### WHAT THIS TASK INVOLVES:
Give the lines again word for word, beginning with the one containing "Serialize everything readable" and ending with the last line of the material below.

### INPUT MATERIAL:
^^^^^^^^^^^^^^^^

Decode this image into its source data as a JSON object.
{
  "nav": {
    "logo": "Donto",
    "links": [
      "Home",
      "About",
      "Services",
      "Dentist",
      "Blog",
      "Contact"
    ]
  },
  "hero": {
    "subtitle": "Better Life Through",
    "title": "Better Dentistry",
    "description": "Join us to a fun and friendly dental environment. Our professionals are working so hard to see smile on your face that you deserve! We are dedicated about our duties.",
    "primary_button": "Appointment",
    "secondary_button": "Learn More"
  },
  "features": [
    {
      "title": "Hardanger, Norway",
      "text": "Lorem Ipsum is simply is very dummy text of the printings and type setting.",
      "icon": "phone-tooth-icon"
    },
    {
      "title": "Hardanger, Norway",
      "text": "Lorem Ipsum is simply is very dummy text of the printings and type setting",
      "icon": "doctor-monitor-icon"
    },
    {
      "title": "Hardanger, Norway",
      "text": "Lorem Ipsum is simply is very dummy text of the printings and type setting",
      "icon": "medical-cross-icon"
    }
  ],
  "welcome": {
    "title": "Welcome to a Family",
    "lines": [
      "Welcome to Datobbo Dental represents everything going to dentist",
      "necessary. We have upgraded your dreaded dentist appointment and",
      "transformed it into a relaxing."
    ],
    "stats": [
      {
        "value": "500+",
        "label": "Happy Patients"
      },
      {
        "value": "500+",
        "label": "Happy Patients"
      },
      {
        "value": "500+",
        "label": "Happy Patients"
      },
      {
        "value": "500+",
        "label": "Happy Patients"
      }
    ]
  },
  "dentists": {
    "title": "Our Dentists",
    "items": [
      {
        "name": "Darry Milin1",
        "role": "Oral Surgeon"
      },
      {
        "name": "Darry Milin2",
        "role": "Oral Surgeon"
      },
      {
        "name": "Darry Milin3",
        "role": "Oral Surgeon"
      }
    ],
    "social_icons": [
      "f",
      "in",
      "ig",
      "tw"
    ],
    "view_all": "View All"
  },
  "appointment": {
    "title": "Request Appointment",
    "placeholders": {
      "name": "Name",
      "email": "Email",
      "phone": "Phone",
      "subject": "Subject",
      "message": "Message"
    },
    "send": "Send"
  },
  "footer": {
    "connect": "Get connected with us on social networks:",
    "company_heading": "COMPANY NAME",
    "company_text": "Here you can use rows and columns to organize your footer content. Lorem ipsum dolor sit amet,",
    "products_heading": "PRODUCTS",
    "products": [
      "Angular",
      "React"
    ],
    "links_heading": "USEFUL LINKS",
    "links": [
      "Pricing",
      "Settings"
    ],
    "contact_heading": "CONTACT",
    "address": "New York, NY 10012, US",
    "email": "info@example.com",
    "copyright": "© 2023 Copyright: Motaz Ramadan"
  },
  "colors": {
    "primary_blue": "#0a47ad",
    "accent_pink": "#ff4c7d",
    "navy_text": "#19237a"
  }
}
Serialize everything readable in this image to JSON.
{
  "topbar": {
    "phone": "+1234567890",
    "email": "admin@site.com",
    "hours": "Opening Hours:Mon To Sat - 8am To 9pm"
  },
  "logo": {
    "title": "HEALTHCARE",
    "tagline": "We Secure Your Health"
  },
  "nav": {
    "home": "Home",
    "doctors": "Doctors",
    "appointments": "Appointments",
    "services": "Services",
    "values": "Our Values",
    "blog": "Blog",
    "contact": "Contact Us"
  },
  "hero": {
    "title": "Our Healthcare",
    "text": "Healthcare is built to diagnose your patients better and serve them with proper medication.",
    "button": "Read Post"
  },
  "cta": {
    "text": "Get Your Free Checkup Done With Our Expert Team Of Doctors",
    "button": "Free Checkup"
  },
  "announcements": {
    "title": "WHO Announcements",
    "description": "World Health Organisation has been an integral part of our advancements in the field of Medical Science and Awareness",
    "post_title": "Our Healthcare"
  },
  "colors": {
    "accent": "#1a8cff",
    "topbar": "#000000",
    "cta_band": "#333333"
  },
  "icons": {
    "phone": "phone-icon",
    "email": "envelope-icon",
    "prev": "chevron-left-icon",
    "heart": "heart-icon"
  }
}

^^^^^^^^^^^^^^^^

### RESULT FOR THIS TASK:
Serialize everything readable in this image to JSON.
{
  "topbar": {
    "phone": "+1234567890",
    "email": "admin@site.com",
    "hours": "Opening Hours:Mon To Sat - 8am To 9pm"
  },
  "logo": {
    "title": "HEALTHCARE",
    "tagline": "We Secure Your Health"
  },
  "nav": {
    "home": "Home",
    "doctors": "Doctors",
    "appointments": "Appointments",
    "services": "Services",
    "values": "Our Values",
    "blog": "Blog",
    "contact": "Contact Us"
  },
  "hero": {
    "title": "Our Healthcare",
    "text": "Healthcare is built to diagnose your patients better and serve them with proper medication.",
    "button": "Read Post"
  },
  "cta": {
    "text": "Get Your Free Checkup Done With Our Expert Team Of Doctors",
    "button": "Free Checkup"
  },
  "announcements": {
    "title": "WHO Announcements",
    "description": "World Health Organisation has been an integral part of our advancements in the field of Medical Science and Awareness",
    "post_title": "Our Healthcare"
  },
  "colors": {
    "accent": "#1a8cff",
    "topbar": "#000000",
    "cta_band": "#333333"
  },
  "icons": {
    "phone": "phone-icon",
    "email": "envelope-icon",
    "prev": "chevron-left-icon",
    "heart": "heart-icon"
  }
}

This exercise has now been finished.